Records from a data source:
____

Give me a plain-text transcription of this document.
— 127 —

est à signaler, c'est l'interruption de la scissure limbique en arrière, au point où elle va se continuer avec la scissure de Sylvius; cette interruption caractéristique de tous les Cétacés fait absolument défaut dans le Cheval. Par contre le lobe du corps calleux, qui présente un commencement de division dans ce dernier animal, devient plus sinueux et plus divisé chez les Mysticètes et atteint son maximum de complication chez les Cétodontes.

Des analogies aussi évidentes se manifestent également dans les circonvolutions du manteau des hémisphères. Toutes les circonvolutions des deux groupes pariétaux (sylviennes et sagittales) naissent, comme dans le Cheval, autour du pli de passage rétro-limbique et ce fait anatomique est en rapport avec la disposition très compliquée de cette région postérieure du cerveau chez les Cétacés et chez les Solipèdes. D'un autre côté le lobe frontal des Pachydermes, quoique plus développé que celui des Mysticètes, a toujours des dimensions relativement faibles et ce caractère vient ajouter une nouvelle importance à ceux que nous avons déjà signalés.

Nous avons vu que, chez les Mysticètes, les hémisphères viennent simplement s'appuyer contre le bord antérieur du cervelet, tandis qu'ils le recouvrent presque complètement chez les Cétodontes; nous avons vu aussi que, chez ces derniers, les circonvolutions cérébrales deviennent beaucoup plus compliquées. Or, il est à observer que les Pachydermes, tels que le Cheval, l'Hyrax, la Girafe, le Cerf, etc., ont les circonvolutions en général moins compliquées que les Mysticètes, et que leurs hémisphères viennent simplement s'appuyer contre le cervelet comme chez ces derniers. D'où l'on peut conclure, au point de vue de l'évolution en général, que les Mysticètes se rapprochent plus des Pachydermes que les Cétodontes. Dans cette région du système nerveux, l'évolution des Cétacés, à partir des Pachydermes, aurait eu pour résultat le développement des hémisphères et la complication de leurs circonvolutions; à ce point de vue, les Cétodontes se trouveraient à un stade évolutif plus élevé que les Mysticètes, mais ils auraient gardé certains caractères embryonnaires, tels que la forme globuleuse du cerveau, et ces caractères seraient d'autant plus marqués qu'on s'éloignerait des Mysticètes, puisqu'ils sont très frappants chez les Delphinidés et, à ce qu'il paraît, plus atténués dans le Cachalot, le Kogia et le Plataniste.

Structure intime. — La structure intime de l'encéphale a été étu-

____

= AIM =
Go through the listing above and restate it word for word.

= EXERCISE SOLUTION =
Give me a plain-text transcription of this document.
— 127 —

est à signaler, c'est l'interruption de la scissure limbique en arrière, au point où elle va se continuer avec la scissure de Sylvius; cette interruption caractéristique de tous les Cétacés fait absolument défaut dans le Cheval. Par contre le lobe du corps calleux, qui présente un commencement de division dans ce dernier animal, devient plus sinueux et plus divisé chez les Mysticètes et atteint son maximum de complication chez les Cétodontes.

Des analogies aussi évidentes se manifestent également dans les circonvolutions du manteau des hémisphères. Toutes les circonvolutions des deux groupes pariétaux (sylviennes et sagittales) naissent, comme dans le Cheval, autour du pli de passage rétro-limbique et ce fait anatomique est en rapport avec la disposition très compliquée de cette région postérieure du cerveau chez les Cétacés et chez les Solipèdes. D'un autre côté le lobe frontal des Pachydermes, quoique plus développé que celui des Mysticètes, a toujours des dimensions relativement faibles et ce caractère vient ajouter une nouvelle importance à ceux que nous avons déjà signalés.

Nous avons vu que, chez les Mysticètes, les hémisphères viennent simplement s'appuyer contre le bord antérieur du cervelet, tandis qu'ils le recouvrent presque complètement chez les Cétodontes; nous avons vu aussi que, chez ces derniers, les circonvolutions cérébrales deviennent beaucoup plus compliquées. Or, il est à observer que les Pachydermes, tels que le Cheval, l'Hyrax, la Girafe, le Cerf, etc., ont les circonvolutions en général moins compliquées que les Mysticètes, et que leurs hémisphères viennent simplement s'appuyer contre le cervelet comme chez ces derniers. D'où l'on peut conclure, au point de vue de l'évolution en général, que les Mysticètes se rapprochent plus des Pachydermes que les Cétodontes. Dans cette région du système nerveux, l'évolution des Cétacés, à partir des Pachydermes, aurait eu pour résultat le développement des hémisphères et la complication de leurs circonvolutions; à ce point de vue, les Cétodontes se trouveraient à un stade évolutif plus élevé que les Mysticètes, mais ils auraient gardé certains caractères embryonnaires, tels que la forme globuleuse du cerveau, et ces caractères seraient d'autant plus marqués qu'on s'éloignerait des Mysticètes, puisqu'ils sont très frappants chez les Delphinidés et, à ce qu'il paraît, plus atténués dans le Cachalot, le Kogia et le Plataniste.

Structure intime. — La structure intime de l'encéphale a été étu-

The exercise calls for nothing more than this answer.